**Short task**:
Carry on with the passage about declining customer loyalty, starting right after its final sentence.

**Document segment**:

At the turn of the 20th century, a limited number of products and services were available to most consumers. Most products were produced and delivered locally. Merchants knew their customers intimately; many were friends and neighbors. While modern marketing was still in its infancy, merchants intuitively practiced what would later be coined the four Ps of marketing: product, price, place, and promotion. Due to the personal relationships merchants had with their customers, frequently their loyalty was obtained. If the customer had an issue with the product and service, the merchant would likely fix the problem on the spot. If the merchant had an idea he wanted to get feedback on, he would simply talk to his customers, face-to-face.

In this model, while the consumer did receive highly personal service, frequently leading to loyalty, the driving force in the relationship was the product/service company. Let's not forget Henry Ford's famous quip—that consumers could buy a Ford in any color they want as long as it was black.

At the turn of the 21st century, the dynamic is just the reverse. The large consumer product, service, and retail companies—none of which know their customers personally—hold the vast majority of market share in most every category. These "category killers" offer an array of products and services that far surpass anything that could have even been imagined a couple of decades ago—let alone 100 years ago. Sophisticated branding, promotion, advertising, and product innovation have created a plethora of choice for consumers—from the different companies they can choose to do business with, to the array of specific products and services. Retailers are open for business seven days a week, banks are open on weekends, and the Internet enables commerce and customer service to take place 24/7. And, many of these companies offer consumers the opportunity to enroll and participate in their loyalty programs.

A rational person could be led to believe that a seemingly endless choice of products and providers, increased service hours, unprecedented access and convenience, coupled with loyalty programs, would lead to consumers being more loyal than ever. However, the result has been just the opposite—much to the chagrin and frustration of marketers.

Intense competition, aggressive pricing, and a multitude of product choice and inconsistent service are resulting in customer loyalty declines in most every category. This challenging dynamic is intensified as consumers are bombarded around the clock with promotional offers and messages through the media. Due to this combination of factors—it is the consumer that holds the reigns of the company/consumer relationship in the 21st century. Can you imagine how Henry Ford's attitude about the consumers' choice of car color would be received in 2005?

Over the past two decades, in an effort to stem this continuing trend, there has been a proliferation of programs initiated by consumer product, service, and retail companies in an effort to achieve greater degrees of customer loyalty. Companies in just about every industry have a loyalty program for some segment of their customers, and many companies not yet engaged in a loyalty initiative are actively considering it.

There are two reasons for this. First, the customer loyalty dilemma cannot be compared with the many business improvement fads that go almost as quickly as they come. Second, customer loyalty (or the lack thereof) is a long-term issue that will only become more challenging over time, not less.

**Excerpted data**:

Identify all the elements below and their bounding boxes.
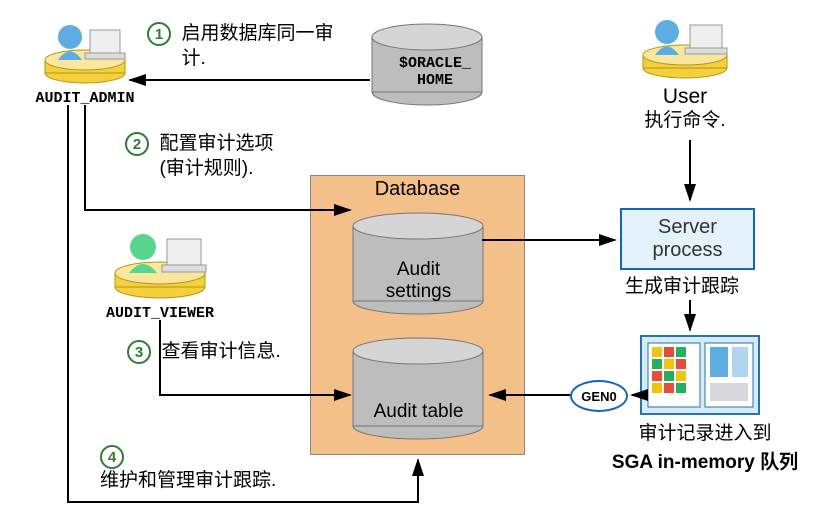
viewer-icon <box>95 225 225 300</box>
database-title: Database <box>311 178 524 201</box>
step-3-num: 3 <box>127 340 151 364</box>
sga-caption: 审计记录进入到 SGA in-memory 队列 <box>605 422 805 474</box>
step-2-text1: 配置审计选项 <box>159 133 273 154</box>
gen0-node: GEN0 <box>570 380 628 412</box>
step-2: 2 配置审计选项 (审计规则). <box>125 132 273 181</box>
step-1-text2: 计. <box>181 48 205 69</box>
audit-settings-label2: settings <box>386 281 451 302</box>
server-process-box: Server process <box>620 208 755 270</box>
server-line2: process <box>622 239 753 262</box>
actor-user: User 执行命令. <box>625 10 745 134</box>
step-1-num: 1 <box>147 22 171 46</box>
server-line1: Server <box>622 216 753 239</box>
step-3: 3 查看审计信息. <box>127 340 281 365</box>
step-3-text: 查看审计信息. <box>161 341 280 362</box>
step-1: 1 启用数据库同一审 计. <box>147 22 333 71</box>
step-1-text1: 启用数据库同一审 <box>181 23 333 44</box>
step-4: 4 维护和管理审计跟踪. <box>100 445 276 494</box>
step-2-num: 2 <box>125 132 149 156</box>
viewer-label: AUDIT_VIEWER <box>95 305 225 322</box>
audit-table-label: Audit table <box>351 401 486 423</box>
step-4-num: 4 <box>100 445 124 469</box>
sga-memory-icon <box>640 335 760 415</box>
server-caption: 生成审计跟踪 <box>625 275 739 300</box>
step-2-text2: (审计规则). <box>159 158 253 179</box>
user-label: User <box>625 85 745 109</box>
user-icon <box>625 10 745 80</box>
audit-table-cylinder: Audit table <box>351 336 486 441</box>
user-sub: 执行命令. <box>625 109 745 134</box>
audit-settings-cylinder: Audit settings <box>351 211 486 316</box>
gen0-label: GEN0 <box>581 389 616 404</box>
database-box: Database Audit settings Audit table <box>310 175 525 455</box>
actor-audit-viewer: AUDIT_VIEWER <box>95 225 225 322</box>
sga-caption1: 审计记录进入到 <box>605 422 805 447</box>
sga-caption2: SGA in-memory 队列 <box>612 452 798 473</box>
oracle-home-label: $ORACLE_HOME <box>390 55 480 89</box>
actor-audit-admin: AUDIT_ADMIN <box>30 15 140 107</box>
step-4-text: 维护和管理审计跟踪. <box>100 470 276 491</box>
admin-label: AUDIT_ADMIN <box>30 90 140 107</box>
audit-settings-label1: Audit <box>397 259 440 280</box>
admin-icon <box>30 15 140 85</box>
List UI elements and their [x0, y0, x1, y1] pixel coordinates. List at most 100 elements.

**Task result**:
Turning Customers Into Advocates

While some companies are seeking to simply get their customers to buy more over a longer period of time, some enlightened loyalty marketers are raising the bar. They are seeking to transform as many of their customers as possible into "advocates" for their products and services as research consistently shows that word of mouth promotion is always the most powerful and persuasive.

Taking a customer to the "advocate" stage in a commercial relationship is very challenging, but it delivers enormous promotional and economic benefits to companies that achieve it.

The Four Ps Plus Two

To move toward transforming customers into advocates, companies need more than an attractive, well-executed loyalty program. Many companies initially engage in customer loyalty with the best of intentions—but with a fundamental misunderstanding of what a loyalty program can and cannot accomplish. Unfortunately, many companies see the creation of a loyalty program as the panacea for endemic customer turnover, churn, and dissatisfaction. This wish couldn't be further from the reality of what these programs can reasonably be expected to achieve.

The truth is, I have never encountered a loyalty program—no matter how well executed—that can overcome a company's inability to execute consistently on the four Ps of marketing: product, price, place, and promotion.

Loyalty programs cannot make up for major operating deficiencies in an enterprise, nor can all the data from a sophisticated CRM platform. That is why, in this new customer-centric environment, my experience has led me to conclude that companies should add two more Ps to their marketing mix to effectively engender customer loyalty.

The Fifth 'P'

The fifth "P" is people. It is perhaps the most challenging part of the loyalty equation and one of the most important. People have a profound affect on customer loyalty as employees, distributors, or franchisees of an enterprise—and it has been proven that people are a powerful part of the customer loyalty equation. Their knowledge about the product or service, their friendliness and approachability, their motivation and dedication to serving the customer are all tied directly to a company's ability forge a lasting, profitable relationship with its customers

It is no surprise that some companies with the lowest turnover of employees have the lowest turnover of customers—making them the customer loyalty leaders in their category. This issue will become increasingly challenging for companies as employee loyalty declines and an increasing amount of work is sourced to third-party providers.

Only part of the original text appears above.